------ Source data

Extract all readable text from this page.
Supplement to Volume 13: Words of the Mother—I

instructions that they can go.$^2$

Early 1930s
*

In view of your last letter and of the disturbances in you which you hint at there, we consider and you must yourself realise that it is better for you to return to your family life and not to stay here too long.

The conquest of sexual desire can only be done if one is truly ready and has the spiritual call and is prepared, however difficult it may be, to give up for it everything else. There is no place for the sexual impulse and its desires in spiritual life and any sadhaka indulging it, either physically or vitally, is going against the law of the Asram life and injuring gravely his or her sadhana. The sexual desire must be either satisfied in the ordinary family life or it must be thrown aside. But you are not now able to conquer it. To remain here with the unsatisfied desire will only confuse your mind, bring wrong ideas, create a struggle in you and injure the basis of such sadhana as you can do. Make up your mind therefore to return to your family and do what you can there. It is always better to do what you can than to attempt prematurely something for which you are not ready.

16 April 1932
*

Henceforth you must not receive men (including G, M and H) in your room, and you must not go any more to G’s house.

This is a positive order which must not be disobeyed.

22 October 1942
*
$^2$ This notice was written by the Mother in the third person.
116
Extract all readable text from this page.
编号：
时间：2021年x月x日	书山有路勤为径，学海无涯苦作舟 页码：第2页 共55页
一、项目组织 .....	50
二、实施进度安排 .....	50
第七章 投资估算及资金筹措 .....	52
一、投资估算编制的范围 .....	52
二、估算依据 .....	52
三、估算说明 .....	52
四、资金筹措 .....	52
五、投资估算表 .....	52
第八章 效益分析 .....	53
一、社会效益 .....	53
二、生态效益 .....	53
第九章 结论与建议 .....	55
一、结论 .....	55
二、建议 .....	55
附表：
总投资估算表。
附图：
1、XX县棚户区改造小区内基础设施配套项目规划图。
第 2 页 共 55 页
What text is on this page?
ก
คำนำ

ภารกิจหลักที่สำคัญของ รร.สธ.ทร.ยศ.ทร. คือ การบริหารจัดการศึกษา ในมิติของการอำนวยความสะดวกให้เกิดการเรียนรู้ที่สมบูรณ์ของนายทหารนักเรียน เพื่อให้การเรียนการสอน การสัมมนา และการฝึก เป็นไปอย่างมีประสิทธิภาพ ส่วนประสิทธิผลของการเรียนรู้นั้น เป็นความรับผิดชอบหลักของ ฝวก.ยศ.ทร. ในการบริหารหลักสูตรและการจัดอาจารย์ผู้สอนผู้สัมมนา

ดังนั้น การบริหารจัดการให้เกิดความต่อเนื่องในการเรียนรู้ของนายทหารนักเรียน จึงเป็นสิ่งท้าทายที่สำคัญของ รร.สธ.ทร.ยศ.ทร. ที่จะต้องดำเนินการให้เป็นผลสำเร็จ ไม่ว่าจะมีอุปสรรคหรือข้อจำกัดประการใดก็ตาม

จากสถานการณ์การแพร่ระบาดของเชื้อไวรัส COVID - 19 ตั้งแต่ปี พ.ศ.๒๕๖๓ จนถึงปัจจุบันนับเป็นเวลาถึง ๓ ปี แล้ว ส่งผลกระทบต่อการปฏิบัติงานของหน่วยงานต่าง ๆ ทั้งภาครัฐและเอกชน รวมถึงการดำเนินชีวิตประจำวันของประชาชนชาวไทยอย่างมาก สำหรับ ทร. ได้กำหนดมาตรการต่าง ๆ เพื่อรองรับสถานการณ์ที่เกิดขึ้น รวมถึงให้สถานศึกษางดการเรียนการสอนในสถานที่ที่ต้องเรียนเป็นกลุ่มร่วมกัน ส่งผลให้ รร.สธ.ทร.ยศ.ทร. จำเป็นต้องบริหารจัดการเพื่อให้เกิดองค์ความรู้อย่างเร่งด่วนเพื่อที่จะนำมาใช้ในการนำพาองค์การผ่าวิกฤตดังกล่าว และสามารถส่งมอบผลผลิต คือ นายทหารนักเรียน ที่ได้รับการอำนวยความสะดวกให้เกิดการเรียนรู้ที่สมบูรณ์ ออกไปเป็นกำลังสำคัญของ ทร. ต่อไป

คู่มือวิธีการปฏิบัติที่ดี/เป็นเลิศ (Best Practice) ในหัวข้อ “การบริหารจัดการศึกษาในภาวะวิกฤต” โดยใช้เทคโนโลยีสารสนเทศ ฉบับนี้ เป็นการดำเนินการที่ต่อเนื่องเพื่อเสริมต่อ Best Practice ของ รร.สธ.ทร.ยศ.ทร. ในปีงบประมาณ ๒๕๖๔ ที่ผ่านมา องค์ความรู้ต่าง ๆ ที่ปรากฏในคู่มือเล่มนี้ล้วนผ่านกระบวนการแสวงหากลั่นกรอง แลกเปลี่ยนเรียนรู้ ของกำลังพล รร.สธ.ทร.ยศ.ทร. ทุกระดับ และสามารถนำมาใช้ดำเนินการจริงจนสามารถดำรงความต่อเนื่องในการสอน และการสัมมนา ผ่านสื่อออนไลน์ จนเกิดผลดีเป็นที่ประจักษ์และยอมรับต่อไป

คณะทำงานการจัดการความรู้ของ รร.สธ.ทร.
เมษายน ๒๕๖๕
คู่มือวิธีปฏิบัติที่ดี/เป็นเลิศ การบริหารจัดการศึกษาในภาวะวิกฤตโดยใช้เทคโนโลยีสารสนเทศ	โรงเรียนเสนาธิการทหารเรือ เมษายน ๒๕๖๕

------------

What is required:
Would you reproduce all the entries exactly?

Solution:
Extract all readable text from this page.
Supplement to Volume 13: Words of the Mother—I

instructions that they can go.$^2$

Early 1930s
*

In view of your last letter and of the disturbances in you which you hint at there, we consider and you must yourself realise that it is better for you to return to your family life and not to stay here too long.

The conquest of sexual desire can only be done if one is truly ready and has the spiritual call and is prepared, however difficult it may be, to give up for it everything else. There is no place for the sexual impulse and its desires in spiritual life and any sadhaka indulging it, either physically or vitally, is going against the law of the Asram life and injuring gravely his or her sadhana. The sexual desire must be either satisfied in the ordinary family life or it must be thrown aside. But you are not now able to conquer it. To remain here with the unsatisfied desire will only confuse your mind, bring wrong ideas, create a struggle in you and injure the basis of such sadhana as you can do. Make up your mind therefore to return to your family and do what you can there. It is always better to do what you can than to attempt prematurely something for which you are not ready.

16 April 1932
*

Henceforth you must not receive men (including G, M and H) in your room, and you must not go any more to G’s house.

This is a positive order which must not be disobeyed.

22 October 1942
*
$^2$ This notice was written by the Mother in the third person.
116
Extract all readable text from this page.
编号：
时间：2021年x月x日	书山有路勤为径，学海无涯苦作舟 页码：第2页 共55页
一、项目组织 .....	50
二、实施进度安排 .....	50
第七章 投资估算及资金筹措 .....	52
一、投资估算编制的范围 .....	52
二、估算依据 .....	52
三、估算说明 .....	52
四、资金筹措 .....	52
五、投资估算表 .....	52
第八章 效益分析 .....	53
一、社会效益 .....	53
二、生态效益 .....	53
第九章 结论与建议 .....	55
一、结论 .....	55
二、建议 .....	55
附表：
总投资估算表。
附图：
1、XX县棚户区改造小区内基础设施配套项目规划图。
第 2 页 共 55 页
What text is on this page?
ก
คำนำ

ภารกิจหลักที่สำคัญของ รร.สธ.ทร.ยศ.ทร. คือ การบริหารจัดการศึกษา ในมิติของการอำนวยความสะดวกให้เกิดการเรียนรู้ที่สมบูรณ์ของนายทหารนักเรียน เพื่อให้การเรียนการสอน การสัมมนา และการฝึก เป็นไปอย่างมีประสิทธิภาพ ส่วนประสิทธิผลของการเรียนรู้นั้น เป็นความรับผิดชอบหลักของ ฝวก.ยศ.ทร. ในการบริหารหลักสูตรและการจัดอาจารย์ผู้สอนผู้สัมมนา

ดังนั้น การบริหารจัดการให้เกิดความต่อเนื่องในการเรียนรู้ของนายทหารนักเรียน จึงเป็นสิ่งท้าทายที่สำคัญของ รร.สธ.ทร.ยศ.ทร. ที่จะต้องดำเนินการให้เป็นผลสำเร็จ ไม่ว่าจะมีอุปสรรคหรือข้อจำกัดประการใดก็ตาม

จากสถานการณ์การแพร่ระบาดของเชื้อไวรัส COVID - 19 ตั้งแต่ปี พ.ศ.๒๕๖๓ จนถึงปัจจุบันนับเป็นเวลาถึง ๓ ปี แล้ว ส่งผลกระทบต่อการปฏิบัติงานของหน่วยงานต่าง ๆ ทั้งภาครัฐและเอกชน รวมถึงการดำเนินชีวิตประจำวันของประชาชนชาวไทยอย่างมาก สำหรับ ทร. ได้กำหนดมาตรการต่าง ๆ เพื่อรองรับสถานการณ์ที่เกิดขึ้น รวมถึงให้สถานศึกษางดการเรียนการสอนในสถานที่ที่ต้องเรียนเป็นกลุ่มร่วมกัน ส่งผลให้ รร.สธ.ทร.ยศ.ทร. จำเป็นต้องบริหารจัดการเพื่อให้เกิดองค์ความรู้อย่างเร่งด่วนเพื่อที่จะนำมาใช้ในการนำพาองค์การผ่าวิกฤตดังกล่าว และสามารถส่งมอบผลผลิต คือ นายทหารนักเรียน ที่ได้รับการอำนวยความสะดวกให้เกิดการเรียนรู้ที่สมบูรณ์ ออกไปเป็นกำลังสำคัญของ ทร. ต่อไป

คู่มือวิธีการปฏิบัติที่ดี/เป็นเลิศ (Best Practice) ในหัวข้อ “การบริหารจัดการศึกษาในภาวะวิกฤต” โดยใช้เทคโนโลยีสารสนเทศ ฉบับนี้ เป็นการดำเนินการที่ต่อเนื่องเพื่อเสริมต่อ Best Practice ของ รร.สธ.ทร.ยศ.ทร. ในปีงบประมาณ ๒๕๖๔ ที่ผ่านมา องค์ความรู้ต่าง ๆ ที่ปรากฏในคู่มือเล่มนี้ล้วนผ่านกระบวนการแสวงหากลั่นกรอง แลกเปลี่ยนเรียนรู้ ของกำลังพล รร.สธ.ทร.ยศ.ทร. ทุกระดับ และสามารถนำมาใช้ดำเนินการจริงจนสามารถดำรงความต่อเนื่องในการสอน และการสัมมนา ผ่านสื่อออนไลน์ จนเกิดผลดีเป็นที่ประจักษ์และยอมรับต่อไป

คณะทำงานการจัดการความรู้ของ รร.สธ.ทร.
เมษายน ๒๕๖๕
คู่มือวิธีปฏิบัติที่ดี/เป็นเลิศ การบริหารจัดการศึกษาในภาวะวิกฤตโดยใช้เทคโนโลยีสารสนเทศ	โรงเรียนเสนาธิการทหารเรือ เมษายน ๒๕๖๕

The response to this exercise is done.